■ Dataset entries:
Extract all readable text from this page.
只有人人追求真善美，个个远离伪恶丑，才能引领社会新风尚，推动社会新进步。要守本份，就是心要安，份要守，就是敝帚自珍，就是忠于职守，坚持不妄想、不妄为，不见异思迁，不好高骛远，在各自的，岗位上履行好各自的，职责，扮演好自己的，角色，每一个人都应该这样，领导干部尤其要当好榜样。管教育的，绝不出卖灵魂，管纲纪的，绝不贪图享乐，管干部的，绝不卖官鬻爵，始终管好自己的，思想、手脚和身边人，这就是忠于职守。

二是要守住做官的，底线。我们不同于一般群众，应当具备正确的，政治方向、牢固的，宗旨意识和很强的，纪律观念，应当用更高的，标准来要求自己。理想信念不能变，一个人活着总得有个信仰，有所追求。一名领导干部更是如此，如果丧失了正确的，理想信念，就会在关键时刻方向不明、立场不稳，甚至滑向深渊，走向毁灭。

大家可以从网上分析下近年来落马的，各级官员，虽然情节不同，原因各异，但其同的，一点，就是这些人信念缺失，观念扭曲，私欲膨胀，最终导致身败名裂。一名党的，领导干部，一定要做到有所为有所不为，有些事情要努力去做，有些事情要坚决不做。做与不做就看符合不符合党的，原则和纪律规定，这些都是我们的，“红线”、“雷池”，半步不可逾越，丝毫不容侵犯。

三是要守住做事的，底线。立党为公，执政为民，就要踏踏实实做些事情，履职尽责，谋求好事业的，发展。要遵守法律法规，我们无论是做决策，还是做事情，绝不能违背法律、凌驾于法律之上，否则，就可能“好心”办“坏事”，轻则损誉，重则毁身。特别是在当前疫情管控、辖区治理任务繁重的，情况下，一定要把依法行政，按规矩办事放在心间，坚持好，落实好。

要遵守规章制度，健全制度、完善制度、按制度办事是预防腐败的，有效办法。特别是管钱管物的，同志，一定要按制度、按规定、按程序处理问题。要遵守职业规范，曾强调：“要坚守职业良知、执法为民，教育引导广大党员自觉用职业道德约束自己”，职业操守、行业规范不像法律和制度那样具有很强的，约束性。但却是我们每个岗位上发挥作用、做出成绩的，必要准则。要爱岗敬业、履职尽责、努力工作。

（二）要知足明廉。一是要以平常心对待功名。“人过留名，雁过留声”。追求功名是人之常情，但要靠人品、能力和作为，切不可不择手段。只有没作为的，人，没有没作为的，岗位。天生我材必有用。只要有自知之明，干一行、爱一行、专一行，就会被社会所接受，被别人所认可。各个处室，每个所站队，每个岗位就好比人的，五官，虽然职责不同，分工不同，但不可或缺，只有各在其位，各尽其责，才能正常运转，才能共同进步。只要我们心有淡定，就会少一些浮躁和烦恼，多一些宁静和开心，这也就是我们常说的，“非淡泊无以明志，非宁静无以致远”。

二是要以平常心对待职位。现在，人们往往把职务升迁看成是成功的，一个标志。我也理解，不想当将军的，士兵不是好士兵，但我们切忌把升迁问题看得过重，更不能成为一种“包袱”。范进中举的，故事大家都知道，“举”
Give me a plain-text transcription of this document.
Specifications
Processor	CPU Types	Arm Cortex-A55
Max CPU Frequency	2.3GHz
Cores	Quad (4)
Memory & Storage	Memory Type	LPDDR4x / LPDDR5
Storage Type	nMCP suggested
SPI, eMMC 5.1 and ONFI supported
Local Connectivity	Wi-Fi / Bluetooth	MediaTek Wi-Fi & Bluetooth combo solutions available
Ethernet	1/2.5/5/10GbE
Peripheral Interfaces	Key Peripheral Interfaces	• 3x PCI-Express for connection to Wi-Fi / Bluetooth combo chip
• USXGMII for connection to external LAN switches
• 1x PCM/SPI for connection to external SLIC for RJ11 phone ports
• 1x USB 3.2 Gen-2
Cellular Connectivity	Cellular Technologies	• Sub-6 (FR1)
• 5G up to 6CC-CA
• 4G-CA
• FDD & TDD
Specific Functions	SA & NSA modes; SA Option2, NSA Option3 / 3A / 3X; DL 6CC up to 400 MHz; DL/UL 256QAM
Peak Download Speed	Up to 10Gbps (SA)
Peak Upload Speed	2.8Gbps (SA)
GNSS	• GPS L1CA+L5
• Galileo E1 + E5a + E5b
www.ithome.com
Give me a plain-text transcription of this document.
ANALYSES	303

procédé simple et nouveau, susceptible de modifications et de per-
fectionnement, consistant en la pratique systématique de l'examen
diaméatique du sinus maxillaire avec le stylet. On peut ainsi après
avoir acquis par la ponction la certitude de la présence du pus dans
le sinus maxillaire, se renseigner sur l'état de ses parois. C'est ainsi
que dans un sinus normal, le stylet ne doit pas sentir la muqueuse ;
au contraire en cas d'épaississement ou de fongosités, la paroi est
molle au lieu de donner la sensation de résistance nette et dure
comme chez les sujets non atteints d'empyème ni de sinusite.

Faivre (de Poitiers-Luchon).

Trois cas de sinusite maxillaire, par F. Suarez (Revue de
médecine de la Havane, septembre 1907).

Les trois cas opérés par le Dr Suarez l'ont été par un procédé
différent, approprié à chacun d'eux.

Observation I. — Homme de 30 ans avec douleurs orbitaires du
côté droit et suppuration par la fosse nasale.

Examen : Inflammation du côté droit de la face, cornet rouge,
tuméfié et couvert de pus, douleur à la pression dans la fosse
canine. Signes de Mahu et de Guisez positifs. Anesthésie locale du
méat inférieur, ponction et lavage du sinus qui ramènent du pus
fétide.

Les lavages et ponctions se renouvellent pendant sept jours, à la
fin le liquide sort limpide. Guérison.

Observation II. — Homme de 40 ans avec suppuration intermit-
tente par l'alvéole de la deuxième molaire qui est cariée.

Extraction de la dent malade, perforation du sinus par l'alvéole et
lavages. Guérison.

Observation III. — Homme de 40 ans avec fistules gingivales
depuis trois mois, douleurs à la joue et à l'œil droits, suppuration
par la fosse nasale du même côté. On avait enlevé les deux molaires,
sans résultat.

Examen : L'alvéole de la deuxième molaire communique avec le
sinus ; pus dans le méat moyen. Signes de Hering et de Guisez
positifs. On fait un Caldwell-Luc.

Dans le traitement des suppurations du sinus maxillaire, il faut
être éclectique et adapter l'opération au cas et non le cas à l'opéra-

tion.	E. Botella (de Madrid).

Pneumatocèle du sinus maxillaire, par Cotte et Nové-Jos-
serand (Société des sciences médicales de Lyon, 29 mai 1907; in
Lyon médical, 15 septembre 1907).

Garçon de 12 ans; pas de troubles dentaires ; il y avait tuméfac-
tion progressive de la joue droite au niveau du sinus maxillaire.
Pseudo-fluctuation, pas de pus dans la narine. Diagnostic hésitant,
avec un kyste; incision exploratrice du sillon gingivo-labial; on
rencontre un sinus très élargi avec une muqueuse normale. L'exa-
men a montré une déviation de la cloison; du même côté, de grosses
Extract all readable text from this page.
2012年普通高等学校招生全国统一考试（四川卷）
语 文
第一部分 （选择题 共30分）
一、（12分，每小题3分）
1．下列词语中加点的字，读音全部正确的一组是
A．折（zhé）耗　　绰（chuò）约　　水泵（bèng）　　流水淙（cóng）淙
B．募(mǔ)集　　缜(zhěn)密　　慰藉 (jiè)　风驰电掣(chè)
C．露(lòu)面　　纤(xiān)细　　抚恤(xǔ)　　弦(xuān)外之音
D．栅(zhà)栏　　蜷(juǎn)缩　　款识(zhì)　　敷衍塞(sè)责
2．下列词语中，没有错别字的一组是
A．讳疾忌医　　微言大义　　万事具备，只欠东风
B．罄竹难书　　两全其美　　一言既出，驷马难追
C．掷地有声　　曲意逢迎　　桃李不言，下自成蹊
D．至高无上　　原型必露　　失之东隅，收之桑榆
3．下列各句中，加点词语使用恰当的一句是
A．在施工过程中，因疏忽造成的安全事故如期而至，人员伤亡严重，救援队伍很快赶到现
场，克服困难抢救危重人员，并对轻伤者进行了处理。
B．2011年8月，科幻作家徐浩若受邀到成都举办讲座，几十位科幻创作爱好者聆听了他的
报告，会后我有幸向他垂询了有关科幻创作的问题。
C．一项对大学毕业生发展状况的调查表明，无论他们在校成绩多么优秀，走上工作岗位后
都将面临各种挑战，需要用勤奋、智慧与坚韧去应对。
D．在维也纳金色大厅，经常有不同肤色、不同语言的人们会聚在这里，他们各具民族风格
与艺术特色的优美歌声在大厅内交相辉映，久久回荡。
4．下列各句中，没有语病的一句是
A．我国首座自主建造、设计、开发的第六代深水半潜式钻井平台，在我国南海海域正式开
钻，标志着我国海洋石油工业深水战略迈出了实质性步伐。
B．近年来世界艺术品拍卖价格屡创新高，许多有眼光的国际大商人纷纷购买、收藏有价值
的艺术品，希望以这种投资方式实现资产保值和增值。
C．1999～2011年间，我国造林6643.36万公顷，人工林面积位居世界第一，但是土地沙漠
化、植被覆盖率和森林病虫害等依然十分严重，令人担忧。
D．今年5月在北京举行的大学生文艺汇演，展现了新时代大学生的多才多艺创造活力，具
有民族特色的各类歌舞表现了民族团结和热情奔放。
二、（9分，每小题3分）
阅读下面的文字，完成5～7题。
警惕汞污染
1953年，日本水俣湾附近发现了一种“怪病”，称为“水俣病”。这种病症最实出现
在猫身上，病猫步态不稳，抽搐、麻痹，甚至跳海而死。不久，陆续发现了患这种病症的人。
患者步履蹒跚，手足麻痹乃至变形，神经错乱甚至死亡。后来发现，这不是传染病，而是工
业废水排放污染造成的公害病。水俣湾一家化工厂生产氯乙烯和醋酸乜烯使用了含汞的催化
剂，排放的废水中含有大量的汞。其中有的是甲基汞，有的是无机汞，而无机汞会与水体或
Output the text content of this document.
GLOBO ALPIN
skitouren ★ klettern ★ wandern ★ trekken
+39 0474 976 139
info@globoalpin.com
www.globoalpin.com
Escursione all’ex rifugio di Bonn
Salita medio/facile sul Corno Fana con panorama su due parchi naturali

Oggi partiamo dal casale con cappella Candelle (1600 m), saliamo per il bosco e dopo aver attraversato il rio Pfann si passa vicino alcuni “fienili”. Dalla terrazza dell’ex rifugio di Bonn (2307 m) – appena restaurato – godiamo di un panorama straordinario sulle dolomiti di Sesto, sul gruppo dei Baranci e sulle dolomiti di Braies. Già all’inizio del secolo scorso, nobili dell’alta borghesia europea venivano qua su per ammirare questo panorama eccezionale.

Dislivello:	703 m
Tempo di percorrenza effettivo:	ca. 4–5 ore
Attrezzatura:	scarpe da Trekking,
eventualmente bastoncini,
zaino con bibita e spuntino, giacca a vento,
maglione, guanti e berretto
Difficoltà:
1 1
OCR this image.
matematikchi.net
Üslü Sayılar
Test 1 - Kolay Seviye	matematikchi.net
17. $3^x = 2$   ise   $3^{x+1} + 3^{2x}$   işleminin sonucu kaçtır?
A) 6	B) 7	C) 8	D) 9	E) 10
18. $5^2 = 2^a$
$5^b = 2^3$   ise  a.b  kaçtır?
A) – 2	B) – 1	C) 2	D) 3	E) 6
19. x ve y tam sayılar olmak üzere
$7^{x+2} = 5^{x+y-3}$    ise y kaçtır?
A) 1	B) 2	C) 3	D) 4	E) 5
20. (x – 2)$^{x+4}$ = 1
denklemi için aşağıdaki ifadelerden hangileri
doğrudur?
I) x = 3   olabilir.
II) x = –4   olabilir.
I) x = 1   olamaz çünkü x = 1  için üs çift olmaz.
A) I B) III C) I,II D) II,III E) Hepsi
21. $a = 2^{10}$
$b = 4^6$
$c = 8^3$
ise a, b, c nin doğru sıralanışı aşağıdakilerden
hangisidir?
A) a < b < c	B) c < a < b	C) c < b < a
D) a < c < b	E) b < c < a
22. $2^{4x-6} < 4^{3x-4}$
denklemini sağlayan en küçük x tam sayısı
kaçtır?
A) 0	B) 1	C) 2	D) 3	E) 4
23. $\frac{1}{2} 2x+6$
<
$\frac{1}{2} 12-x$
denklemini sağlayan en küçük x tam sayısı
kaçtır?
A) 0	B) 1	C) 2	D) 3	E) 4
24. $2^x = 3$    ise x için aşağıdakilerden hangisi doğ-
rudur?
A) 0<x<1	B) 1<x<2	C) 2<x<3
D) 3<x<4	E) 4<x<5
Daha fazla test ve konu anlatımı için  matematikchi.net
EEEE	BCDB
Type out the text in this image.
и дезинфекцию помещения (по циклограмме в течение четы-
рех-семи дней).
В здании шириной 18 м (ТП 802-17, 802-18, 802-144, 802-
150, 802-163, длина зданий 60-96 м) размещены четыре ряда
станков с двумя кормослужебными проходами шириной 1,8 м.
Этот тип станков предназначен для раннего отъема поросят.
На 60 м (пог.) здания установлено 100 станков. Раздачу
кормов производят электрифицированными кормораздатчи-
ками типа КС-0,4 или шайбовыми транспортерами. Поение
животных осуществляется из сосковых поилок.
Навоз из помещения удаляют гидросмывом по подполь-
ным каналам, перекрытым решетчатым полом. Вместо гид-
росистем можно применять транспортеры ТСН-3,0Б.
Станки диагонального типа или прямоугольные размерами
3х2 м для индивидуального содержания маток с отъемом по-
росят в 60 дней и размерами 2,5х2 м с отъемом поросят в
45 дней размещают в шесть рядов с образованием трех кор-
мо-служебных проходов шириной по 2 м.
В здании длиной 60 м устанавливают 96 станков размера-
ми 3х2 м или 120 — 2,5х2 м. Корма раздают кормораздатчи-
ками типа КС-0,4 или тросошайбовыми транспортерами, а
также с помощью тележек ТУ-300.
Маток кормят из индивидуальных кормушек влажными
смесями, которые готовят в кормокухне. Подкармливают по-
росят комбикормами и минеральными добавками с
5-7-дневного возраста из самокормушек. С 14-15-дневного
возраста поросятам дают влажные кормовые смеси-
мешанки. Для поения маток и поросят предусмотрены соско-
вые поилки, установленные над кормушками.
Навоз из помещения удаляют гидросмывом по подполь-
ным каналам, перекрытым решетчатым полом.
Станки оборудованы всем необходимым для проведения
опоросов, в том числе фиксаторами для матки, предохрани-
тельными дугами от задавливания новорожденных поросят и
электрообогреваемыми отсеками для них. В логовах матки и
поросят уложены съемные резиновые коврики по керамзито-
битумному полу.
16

■ PROBLEM REQUIREMENTS: How many lines in the records hold the string "дней"? Reply with the number alone.

■ PROBLEM SOLUTION: 3